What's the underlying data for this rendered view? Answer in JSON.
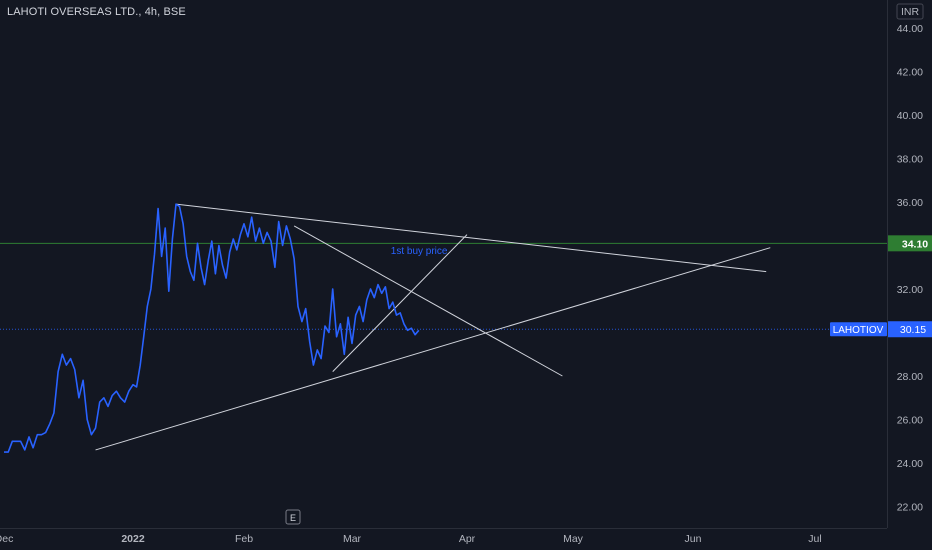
{
  "chart_title": "LAHOTI OVERSEAS LTD., 4h, BSE",
  "currency": "INR",
  "e_badge": "E",
  "colors": {
    "background": "#131722",
    "price_line": "#2962ff",
    "trend_lines": "#d1d4dc",
    "level_line": "#2e7d32",
    "current_price_line": "#2962ff",
    "axis_text": "#b2b5be"
  },
  "chart_data": {
    "type": "line",
    "title": "LAHOTI OVERSEAS LTD., 4h, BSE",
    "y_ticks": [
      "44.00",
      "42.00",
      "40.00",
      "38.00",
      "36.00",
      "34.00",
      "32.00",
      "30.00",
      "28.00",
      "26.00",
      "24.00",
      "22.00"
    ],
    "x_ticks": [
      "Dec",
      "2022",
      "Feb",
      "Mar",
      "Apr",
      "May",
      "Jun",
      "Jul"
    ],
    "ylim": [
      21.0,
      45.0
    ],
    "xlim": [
      "2021-12-01",
      "2022-07-16"
    ],
    "grid": false,
    "series": [
      {
        "name": "LAHOTIOV",
        "points": [
          [
            "2021-12-01",
            24.5
          ],
          [
            "2021-12-02",
            24.5
          ],
          [
            "2021-12-03",
            25.0
          ],
          [
            "2021-12-04",
            25.0
          ],
          [
            "2021-12-05",
            25.0
          ],
          [
            "2021-12-06",
            24.6
          ],
          [
            "2021-12-07",
            25.2
          ],
          [
            "2021-12-08",
            24.7
          ],
          [
            "2021-12-09",
            25.3
          ],
          [
            "2021-12-10",
            25.3
          ],
          [
            "2021-12-11",
            25.4
          ],
          [
            "2021-12-12",
            25.8
          ],
          [
            "2021-12-13",
            26.3
          ],
          [
            "2021-12-14",
            28.2
          ],
          [
            "2021-12-15",
            29.0
          ],
          [
            "2021-12-16",
            28.5
          ],
          [
            "2021-12-17",
            28.8
          ],
          [
            "2021-12-18",
            28.3
          ],
          [
            "2021-12-19",
            27.0
          ],
          [
            "2021-12-20",
            27.8
          ],
          [
            "2021-12-21",
            26.0
          ],
          [
            "2021-12-22",
            25.3
          ],
          [
            "2021-12-23",
            25.6
          ],
          [
            "2021-12-24",
            26.8
          ],
          [
            "2021-12-25",
            27.0
          ],
          [
            "2021-12-26",
            26.6
          ],
          [
            "2021-12-27",
            27.1
          ],
          [
            "2021-12-28",
            27.3
          ],
          [
            "2021-12-29",
            27.0
          ],
          [
            "2021-12-30",
            26.8
          ],
          [
            "2021-12-31",
            27.3
          ],
          [
            "2022-01-01",
            27.6
          ],
          [
            "2022-01-02",
            27.5
          ],
          [
            "2022-01-03",
            28.5
          ],
          [
            "2022-01-04",
            29.8
          ],
          [
            "2022-01-05",
            31.2
          ],
          [
            "2022-01-06",
            32.0
          ],
          [
            "2022-01-07",
            33.6
          ],
          [
            "2022-01-08",
            35.7
          ],
          [
            "2022-01-09",
            33.5
          ],
          [
            "2022-01-10",
            34.8
          ],
          [
            "2022-01-11",
            31.9
          ],
          [
            "2022-01-12",
            34.3
          ],
          [
            "2022-01-13",
            35.9
          ],
          [
            "2022-01-14",
            35.8
          ],
          [
            "2022-01-15",
            35.0
          ],
          [
            "2022-01-16",
            33.5
          ],
          [
            "2022-01-17",
            32.8
          ],
          [
            "2022-01-18",
            32.4
          ],
          [
            "2022-01-19",
            34.1
          ],
          [
            "2022-01-20",
            33.0
          ],
          [
            "2022-01-21",
            32.2
          ],
          [
            "2022-01-22",
            33.3
          ],
          [
            "2022-01-23",
            34.2
          ],
          [
            "2022-01-24",
            32.7
          ],
          [
            "2022-01-25",
            34.0
          ],
          [
            "2022-01-26",
            33.1
          ],
          [
            "2022-01-27",
            32.5
          ],
          [
            "2022-01-28",
            33.7
          ],
          [
            "2022-01-29",
            34.3
          ],
          [
            "2022-01-30",
            33.8
          ],
          [
            "2022-01-31",
            34.5
          ],
          [
            "2022-02-01",
            35.0
          ],
          [
            "2022-02-02",
            34.4
          ],
          [
            "2022-02-03",
            35.3
          ],
          [
            "2022-02-04",
            34.2
          ],
          [
            "2022-02-05",
            34.8
          ],
          [
            "2022-02-06",
            34.1
          ],
          [
            "2022-02-07",
            34.6
          ],
          [
            "2022-02-08",
            34.2
          ],
          [
            "2022-02-09",
            33.0
          ],
          [
            "2022-02-10",
            35.1
          ],
          [
            "2022-02-11",
            34.0
          ],
          [
            "2022-02-12",
            34.9
          ],
          [
            "2022-02-13",
            34.3
          ],
          [
            "2022-02-14",
            33.4
          ],
          [
            "2022-02-15",
            31.2
          ],
          [
            "2022-02-16",
            30.5
          ],
          [
            "2022-02-17",
            31.1
          ],
          [
            "2022-02-18",
            29.6
          ],
          [
            "2022-02-19",
            28.5
          ],
          [
            "2022-02-20",
            29.2
          ],
          [
            "2022-02-21",
            28.8
          ],
          [
            "2022-02-22",
            30.3
          ],
          [
            "2022-02-23",
            30.0
          ],
          [
            "2022-02-24",
            32.0
          ],
          [
            "2022-02-25",
            29.8
          ],
          [
            "2022-02-26",
            30.4
          ],
          [
            "2022-02-27",
            29.0
          ],
          [
            "2022-02-28",
            30.7
          ],
          [
            "2022-03-01",
            29.5
          ],
          [
            "2022-03-02",
            30.8
          ],
          [
            "2022-03-03",
            31.2
          ],
          [
            "2022-03-04",
            30.5
          ],
          [
            "2022-03-05",
            31.5
          ],
          [
            "2022-03-06",
            32.0
          ],
          [
            "2022-03-07",
            31.6
          ],
          [
            "2022-03-08",
            32.2
          ],
          [
            "2022-03-09",
            31.8
          ],
          [
            "2022-03-10",
            32.1
          ],
          [
            "2022-03-11",
            31.1
          ],
          [
            "2022-03-12",
            31.4
          ],
          [
            "2022-03-13",
            30.8
          ],
          [
            "2022-03-14",
            30.9
          ],
          [
            "2022-03-15",
            30.4
          ],
          [
            "2022-03-16",
            30.1
          ],
          [
            "2022-03-17",
            30.2
          ],
          [
            "2022-03-18",
            29.9
          ],
          [
            "2022-03-19",
            30.1
          ]
        ]
      }
    ],
    "horizontal_levels": [
      34.1
    ],
    "price_labels": [
      {
        "name": "LAHOTIOV",
        "value": "30.15"
      },
      {
        "value": "34.10"
      }
    ],
    "trend_lines": [
      {
        "from": [
          "2022-01-13",
          35.9
        ],
        "to": [
          "2022-06-19",
          32.8
        ]
      },
      {
        "from": [
          "2021-12-23",
          24.6
        ],
        "to": [
          "2022-06-20",
          33.9
        ]
      },
      {
        "from": [
          "2022-02-14",
          34.9
        ],
        "to": [
          "2022-04-28",
          28.0
        ]
      },
      {
        "from": [
          "2022-02-24",
          28.2
        ],
        "to": [
          "2022-04-01",
          34.5
        ]
      }
    ],
    "annotations": [
      {
        "text": "1st buy price",
        "at": [
          "2022-03-19",
          33.8
        ]
      }
    ]
  }
}
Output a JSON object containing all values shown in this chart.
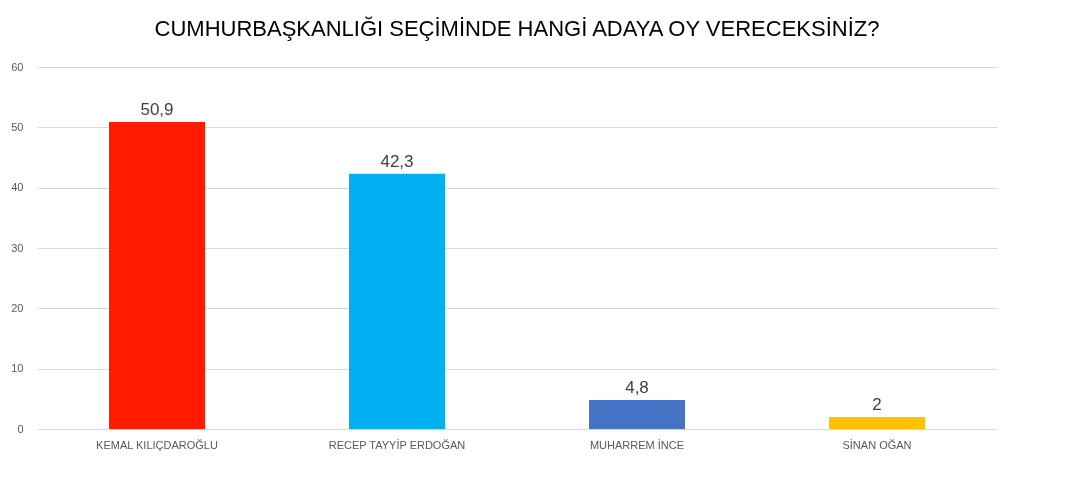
{
  "chart_data": {
    "type": "bar",
    "title": "CUMHURBAŞKANLIĞI SEÇİMİNDE HANGİ ADAYA OY VERECEKSİNİZ?",
    "categories": [
      "KEMAL KILIÇDAROĞLU",
      "RECEP TAYYİP ERDOĞAN",
      "MUHARREM İNCE",
      "SİNAN OĞAN"
    ],
    "values": [
      50.9,
      42.3,
      4.8,
      2
    ],
    "value_labels": [
      "50,9",
      "42,3",
      "4,8",
      "2"
    ],
    "colors": [
      "#ff1a00",
      "#00b0f0",
      "#4472c4",
      "#ffc000"
    ],
    "ylim": [
      0,
      60
    ],
    "yticks": [
      0,
      10,
      20,
      30,
      40,
      50,
      60
    ],
    "grid": "y"
  }
}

========================================================================

◆ What you are asked to do ◆
Copy in full each line that holds the word "this".

◆ Full response ◆
What's the underlying data for this rendered view? Answer in JSON.
Output a JSON object containing all values shown in this chart.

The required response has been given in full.